La révision constitutionnelle, si elle est adoptée telle quelle, va singulariser davantage notre pays. Elle consacre un écrasement des principes fondamentaux de la démocratie constitutionnelle et un ébranlement des fondements du pouvoir républicain. Douze (12) dispositions constitutionnelles, initiées sans concertation et qui seront approuvées sans illusion par un Parlement constituant instrumentalisé, vont mettre en place un arsenal juridique permettant à un Président, peu soucieux de l’irrecevabilité de sa candidature au regard de la constitution qu’il a initiée, d’imposer son héritier au peuple, au prix de multiples distorsions juridico-politiques.

 

La stratégie de succession monarchique se décline en 4 points :

 

1. La parité aux autres

 

Dans le commentaire à chaud, j’écartais toute éventualité de succession dynastique du pouvoir présidentiel en soutenant que la loi sur la parité qui est d’application au Sénégal, devrait conduire le Président Wade à choisir une colistière, dans l’hypothèse où il serait candidat nonobstant les obstacles dirimants à sa candidature.

 

Le texte publié vient nous rappeler la dure réalité machiavélique des calculs politiques du pouvoir en place. L’article 2 du projet de loi constitutionnelle modifiant l’article 6 de la Constitution du 20 janvier 2001 ne laisse planer aucun doute sur la volonté du Président Wade d’appliquer une parité sélective à sens unique. Comme le met en relief l’exposé des motifs du projet de révision, la « spécificité de la fonction exécutive, en particulier de la fonction présidentielle…. explique et justifie que l’on n’applique pas (la parité) au ticket présidentiel. » L’article 26 modifié est sans équivoque : « Le ticket présidentiel ainsi constitué n’est pas soumis à la contrainte paritaire » (les militantes de la parité apprécieront). Disposant du pouvoir de faire abstraction des contraintes paritaires, le Président Wade peut librement choisir son colistier et intégrer ainsi son fils dans la liste des prétendants à la vice-présidence.

 

2. Un scrutin à deux tours apparent face à un scrutin à un tour réel Des incohérences et contradictions manifestes sont révélées par la combinaison des articles 2 (modifiant l’article 26) et 6 (modifiant l’article 33 en ses alinéas 2 et 3) du projet.

 

L’article 2 dispose «Le président de la République et le vice-président de la République sont élus …. au scrutin majoritaire à deux tours assorti d’un minimum bloquant de 25% des suffrages exprimés. »

### Consigne
Réécrivez tout ce qui va de « La stratégie de » jusqu'à « à sa candidature. » dans le texte sur la révision constitutionnelle, en remplaçant « succession » par « transmission ». Le matériel qui suit provient d'une autre source.

### Jeu de données
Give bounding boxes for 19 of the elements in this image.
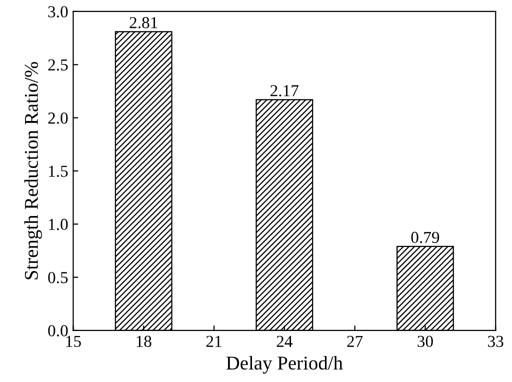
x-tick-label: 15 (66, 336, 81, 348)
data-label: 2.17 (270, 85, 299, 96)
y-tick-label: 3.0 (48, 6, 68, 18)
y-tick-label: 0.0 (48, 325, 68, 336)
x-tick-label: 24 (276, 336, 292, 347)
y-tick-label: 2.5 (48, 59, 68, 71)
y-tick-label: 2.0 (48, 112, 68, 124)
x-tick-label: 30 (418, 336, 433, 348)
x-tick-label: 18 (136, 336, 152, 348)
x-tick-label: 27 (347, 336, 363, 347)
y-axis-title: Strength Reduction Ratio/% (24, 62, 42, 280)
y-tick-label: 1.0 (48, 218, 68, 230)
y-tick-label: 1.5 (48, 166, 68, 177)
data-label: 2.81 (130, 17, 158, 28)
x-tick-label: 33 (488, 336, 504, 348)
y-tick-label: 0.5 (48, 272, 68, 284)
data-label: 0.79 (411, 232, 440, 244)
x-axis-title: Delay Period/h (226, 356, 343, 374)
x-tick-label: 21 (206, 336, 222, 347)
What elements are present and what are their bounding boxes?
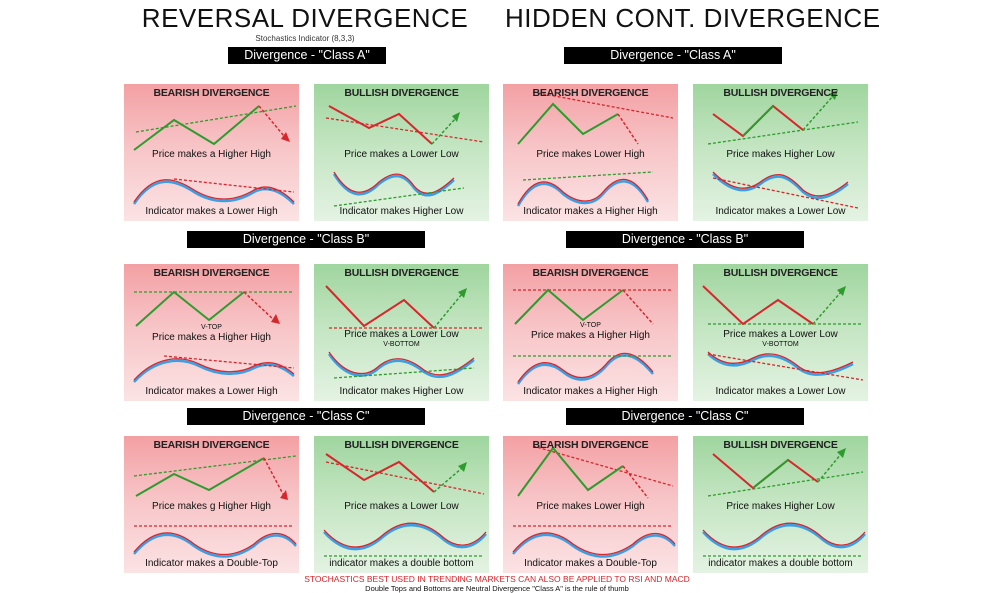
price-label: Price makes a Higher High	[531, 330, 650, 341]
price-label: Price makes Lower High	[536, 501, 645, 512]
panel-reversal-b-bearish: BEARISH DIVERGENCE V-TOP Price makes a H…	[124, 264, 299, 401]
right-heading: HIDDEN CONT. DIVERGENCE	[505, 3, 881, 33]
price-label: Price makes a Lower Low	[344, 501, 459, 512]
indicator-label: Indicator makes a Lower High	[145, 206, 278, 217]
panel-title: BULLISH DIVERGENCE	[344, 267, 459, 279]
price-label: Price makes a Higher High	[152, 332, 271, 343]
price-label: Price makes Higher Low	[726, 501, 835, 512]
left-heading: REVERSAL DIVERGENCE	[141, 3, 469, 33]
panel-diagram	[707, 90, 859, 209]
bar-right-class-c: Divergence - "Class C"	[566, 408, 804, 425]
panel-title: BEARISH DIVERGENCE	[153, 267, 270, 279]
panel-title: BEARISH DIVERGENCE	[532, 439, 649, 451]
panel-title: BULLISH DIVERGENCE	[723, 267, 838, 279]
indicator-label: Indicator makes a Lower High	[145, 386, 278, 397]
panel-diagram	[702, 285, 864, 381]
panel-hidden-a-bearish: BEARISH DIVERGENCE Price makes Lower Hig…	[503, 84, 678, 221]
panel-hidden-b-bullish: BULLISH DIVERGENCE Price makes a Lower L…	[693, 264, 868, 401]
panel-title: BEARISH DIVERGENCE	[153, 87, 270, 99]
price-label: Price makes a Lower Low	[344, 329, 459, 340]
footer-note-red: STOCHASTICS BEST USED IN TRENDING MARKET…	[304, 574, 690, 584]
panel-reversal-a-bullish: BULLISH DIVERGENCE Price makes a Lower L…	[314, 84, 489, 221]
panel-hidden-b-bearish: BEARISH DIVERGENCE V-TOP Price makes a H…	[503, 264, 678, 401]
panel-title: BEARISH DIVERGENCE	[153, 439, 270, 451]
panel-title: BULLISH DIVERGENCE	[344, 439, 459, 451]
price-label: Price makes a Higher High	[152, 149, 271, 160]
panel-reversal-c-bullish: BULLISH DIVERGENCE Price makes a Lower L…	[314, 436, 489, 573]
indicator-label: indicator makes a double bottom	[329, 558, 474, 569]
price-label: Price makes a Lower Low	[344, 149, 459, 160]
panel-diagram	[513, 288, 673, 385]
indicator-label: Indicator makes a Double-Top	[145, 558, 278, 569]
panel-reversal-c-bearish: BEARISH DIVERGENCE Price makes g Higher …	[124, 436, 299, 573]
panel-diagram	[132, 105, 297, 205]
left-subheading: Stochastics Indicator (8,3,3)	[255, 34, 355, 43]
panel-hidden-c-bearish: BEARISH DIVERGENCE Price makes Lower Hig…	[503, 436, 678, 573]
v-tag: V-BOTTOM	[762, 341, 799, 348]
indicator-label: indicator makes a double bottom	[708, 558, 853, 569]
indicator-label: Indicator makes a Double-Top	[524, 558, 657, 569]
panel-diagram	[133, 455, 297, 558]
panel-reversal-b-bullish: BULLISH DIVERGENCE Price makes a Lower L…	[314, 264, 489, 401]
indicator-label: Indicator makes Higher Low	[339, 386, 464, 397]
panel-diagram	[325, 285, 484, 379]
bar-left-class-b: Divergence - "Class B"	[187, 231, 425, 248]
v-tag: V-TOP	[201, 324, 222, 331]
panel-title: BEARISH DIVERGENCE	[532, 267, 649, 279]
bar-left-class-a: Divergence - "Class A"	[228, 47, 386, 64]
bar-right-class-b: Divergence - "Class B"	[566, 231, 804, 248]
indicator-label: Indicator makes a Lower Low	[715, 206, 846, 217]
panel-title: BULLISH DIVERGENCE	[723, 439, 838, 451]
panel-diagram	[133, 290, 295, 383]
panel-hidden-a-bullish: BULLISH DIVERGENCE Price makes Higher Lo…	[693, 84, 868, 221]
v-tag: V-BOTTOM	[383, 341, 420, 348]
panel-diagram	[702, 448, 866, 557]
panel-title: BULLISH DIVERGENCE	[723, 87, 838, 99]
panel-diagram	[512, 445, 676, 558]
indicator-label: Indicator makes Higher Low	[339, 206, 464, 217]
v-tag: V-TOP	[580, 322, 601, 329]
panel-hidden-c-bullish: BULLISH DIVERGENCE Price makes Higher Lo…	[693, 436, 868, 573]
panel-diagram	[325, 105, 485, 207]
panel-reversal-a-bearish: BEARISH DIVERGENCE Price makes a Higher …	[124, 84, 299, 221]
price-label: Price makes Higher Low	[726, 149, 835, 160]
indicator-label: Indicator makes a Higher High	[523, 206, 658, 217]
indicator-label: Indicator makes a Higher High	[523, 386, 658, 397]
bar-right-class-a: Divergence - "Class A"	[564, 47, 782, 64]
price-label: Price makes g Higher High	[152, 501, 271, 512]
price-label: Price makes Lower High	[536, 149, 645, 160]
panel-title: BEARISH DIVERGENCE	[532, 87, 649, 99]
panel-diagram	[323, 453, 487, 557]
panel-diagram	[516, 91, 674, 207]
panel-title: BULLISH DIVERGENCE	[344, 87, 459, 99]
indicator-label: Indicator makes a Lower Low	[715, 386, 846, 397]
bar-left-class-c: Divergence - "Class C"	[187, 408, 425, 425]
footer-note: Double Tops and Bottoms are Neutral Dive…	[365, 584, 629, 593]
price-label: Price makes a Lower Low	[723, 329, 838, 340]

...

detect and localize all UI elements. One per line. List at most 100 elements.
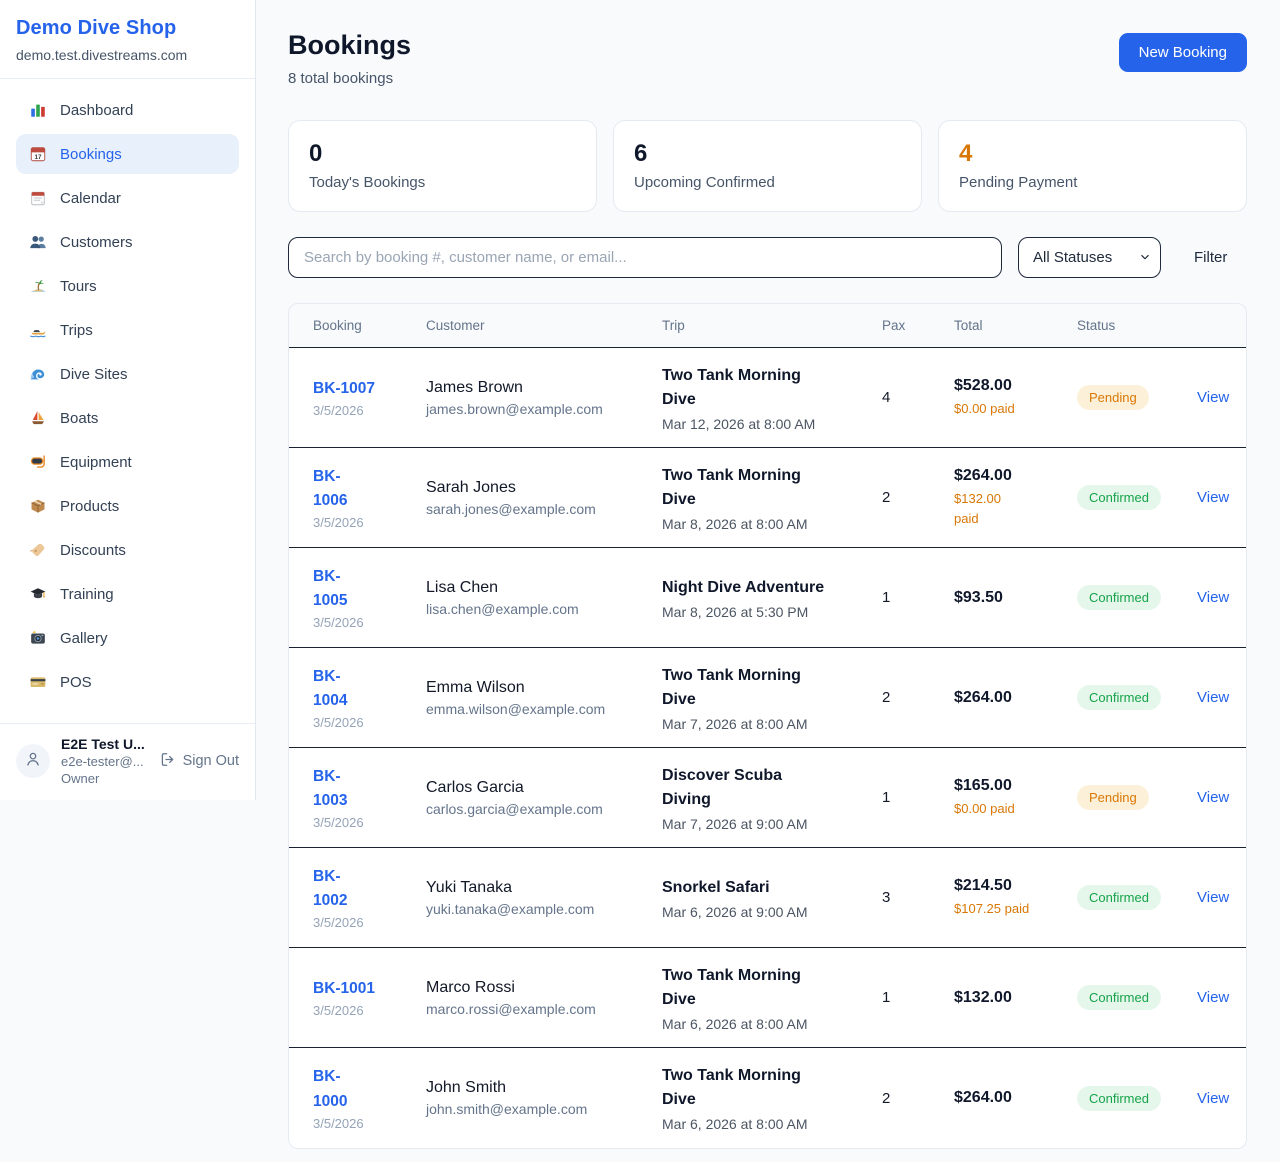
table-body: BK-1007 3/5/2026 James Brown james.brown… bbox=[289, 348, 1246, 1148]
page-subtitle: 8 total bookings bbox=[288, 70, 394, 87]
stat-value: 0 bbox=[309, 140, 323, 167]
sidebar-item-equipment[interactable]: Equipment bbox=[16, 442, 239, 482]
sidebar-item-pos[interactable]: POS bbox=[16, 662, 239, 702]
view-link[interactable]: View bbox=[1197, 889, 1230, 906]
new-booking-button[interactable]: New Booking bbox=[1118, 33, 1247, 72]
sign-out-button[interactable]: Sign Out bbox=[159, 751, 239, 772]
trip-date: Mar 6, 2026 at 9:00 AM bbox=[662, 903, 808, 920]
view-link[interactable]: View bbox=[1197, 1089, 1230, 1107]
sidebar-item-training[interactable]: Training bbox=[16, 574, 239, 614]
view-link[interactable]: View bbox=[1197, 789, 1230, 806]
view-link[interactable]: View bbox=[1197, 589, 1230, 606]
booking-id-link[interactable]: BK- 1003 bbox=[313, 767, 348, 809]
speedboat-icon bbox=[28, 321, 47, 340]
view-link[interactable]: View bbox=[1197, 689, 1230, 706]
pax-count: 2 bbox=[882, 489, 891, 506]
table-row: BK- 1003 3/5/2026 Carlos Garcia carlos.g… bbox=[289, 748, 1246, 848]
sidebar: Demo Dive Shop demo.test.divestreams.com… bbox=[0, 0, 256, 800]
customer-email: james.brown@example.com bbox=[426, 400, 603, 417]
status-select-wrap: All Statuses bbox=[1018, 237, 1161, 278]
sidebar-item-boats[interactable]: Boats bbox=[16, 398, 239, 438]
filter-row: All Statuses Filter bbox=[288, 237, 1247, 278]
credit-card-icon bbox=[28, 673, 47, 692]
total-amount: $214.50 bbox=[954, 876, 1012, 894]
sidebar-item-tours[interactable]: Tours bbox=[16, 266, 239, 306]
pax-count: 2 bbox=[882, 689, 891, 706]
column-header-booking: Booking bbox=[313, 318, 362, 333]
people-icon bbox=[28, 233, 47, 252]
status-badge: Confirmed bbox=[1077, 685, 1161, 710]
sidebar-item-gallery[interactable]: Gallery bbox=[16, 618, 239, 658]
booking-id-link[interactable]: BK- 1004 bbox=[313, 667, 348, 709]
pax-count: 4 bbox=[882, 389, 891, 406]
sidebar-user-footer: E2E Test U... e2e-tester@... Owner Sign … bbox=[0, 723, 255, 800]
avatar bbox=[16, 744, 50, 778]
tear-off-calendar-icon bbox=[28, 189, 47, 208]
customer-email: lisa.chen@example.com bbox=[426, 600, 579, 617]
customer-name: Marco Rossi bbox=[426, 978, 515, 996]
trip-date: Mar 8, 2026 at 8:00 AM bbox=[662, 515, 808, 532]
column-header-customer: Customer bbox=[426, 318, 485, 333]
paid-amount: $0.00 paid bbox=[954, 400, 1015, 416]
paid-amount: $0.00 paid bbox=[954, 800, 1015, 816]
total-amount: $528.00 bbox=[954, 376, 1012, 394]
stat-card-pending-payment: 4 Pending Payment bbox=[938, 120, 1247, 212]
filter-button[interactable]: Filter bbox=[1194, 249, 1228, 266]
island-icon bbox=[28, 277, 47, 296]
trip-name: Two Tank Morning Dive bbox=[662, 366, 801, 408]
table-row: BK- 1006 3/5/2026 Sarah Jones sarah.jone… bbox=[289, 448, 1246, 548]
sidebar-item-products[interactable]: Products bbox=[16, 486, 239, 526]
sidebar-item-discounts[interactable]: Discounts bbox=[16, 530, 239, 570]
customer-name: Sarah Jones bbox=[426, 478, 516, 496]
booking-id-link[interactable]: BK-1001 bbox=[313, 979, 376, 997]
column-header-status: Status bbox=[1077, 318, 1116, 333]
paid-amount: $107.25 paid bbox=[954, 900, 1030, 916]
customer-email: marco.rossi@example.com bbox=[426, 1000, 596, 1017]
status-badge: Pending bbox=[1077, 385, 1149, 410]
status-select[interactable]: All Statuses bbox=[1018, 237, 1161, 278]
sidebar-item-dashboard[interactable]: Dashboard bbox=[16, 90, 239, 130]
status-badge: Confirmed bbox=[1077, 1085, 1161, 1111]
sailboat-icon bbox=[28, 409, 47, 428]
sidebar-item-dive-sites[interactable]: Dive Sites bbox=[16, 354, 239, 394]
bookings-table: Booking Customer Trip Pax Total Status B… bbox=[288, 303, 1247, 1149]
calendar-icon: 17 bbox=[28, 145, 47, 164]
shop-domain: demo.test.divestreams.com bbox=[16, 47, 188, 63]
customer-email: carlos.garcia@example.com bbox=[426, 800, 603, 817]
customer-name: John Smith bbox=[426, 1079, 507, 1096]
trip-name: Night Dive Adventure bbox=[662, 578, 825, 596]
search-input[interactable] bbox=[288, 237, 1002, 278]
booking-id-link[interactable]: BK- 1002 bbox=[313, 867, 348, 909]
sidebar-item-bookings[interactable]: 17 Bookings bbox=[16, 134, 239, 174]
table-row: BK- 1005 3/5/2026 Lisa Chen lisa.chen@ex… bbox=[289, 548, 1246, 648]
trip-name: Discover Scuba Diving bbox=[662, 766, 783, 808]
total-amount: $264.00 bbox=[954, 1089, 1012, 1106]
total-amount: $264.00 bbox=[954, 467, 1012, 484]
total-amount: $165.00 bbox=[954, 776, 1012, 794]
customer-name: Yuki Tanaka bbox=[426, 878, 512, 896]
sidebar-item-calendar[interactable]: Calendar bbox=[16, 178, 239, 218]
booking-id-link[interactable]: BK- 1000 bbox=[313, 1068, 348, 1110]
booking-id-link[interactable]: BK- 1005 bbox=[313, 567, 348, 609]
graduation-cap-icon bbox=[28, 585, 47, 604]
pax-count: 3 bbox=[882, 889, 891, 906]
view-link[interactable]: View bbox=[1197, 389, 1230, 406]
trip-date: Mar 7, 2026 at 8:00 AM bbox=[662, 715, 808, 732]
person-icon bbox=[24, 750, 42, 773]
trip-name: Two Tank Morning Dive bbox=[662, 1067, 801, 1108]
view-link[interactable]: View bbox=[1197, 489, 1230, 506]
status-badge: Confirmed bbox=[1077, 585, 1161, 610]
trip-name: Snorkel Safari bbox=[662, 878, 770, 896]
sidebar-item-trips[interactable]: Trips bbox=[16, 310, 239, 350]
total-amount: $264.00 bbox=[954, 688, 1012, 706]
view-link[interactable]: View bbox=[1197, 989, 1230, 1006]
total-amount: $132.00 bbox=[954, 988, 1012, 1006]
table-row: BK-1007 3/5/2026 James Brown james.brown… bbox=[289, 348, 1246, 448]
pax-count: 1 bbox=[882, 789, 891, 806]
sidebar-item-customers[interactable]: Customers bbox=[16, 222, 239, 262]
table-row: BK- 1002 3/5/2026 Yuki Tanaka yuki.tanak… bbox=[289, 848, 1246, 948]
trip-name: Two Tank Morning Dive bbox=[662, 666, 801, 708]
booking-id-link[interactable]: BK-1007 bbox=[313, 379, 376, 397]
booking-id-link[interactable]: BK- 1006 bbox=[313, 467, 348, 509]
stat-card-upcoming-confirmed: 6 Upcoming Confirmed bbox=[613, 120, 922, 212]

### Réponse
La stratégie de transmission monarchique se décline en 4 points :

 

1. La parité aux autres

 

Dans le commentaire à chaud, j’écartais toute éventualité de transmission dynastique du pouvoir présidentiel en soutenant que la loi sur la parité qui est d’application au Sénégal, devrait conduire le Président Wade à choisir une colistière, dans l’hypothèse où il serait candidat nonobstant les obstacles dirimants à sa candidature.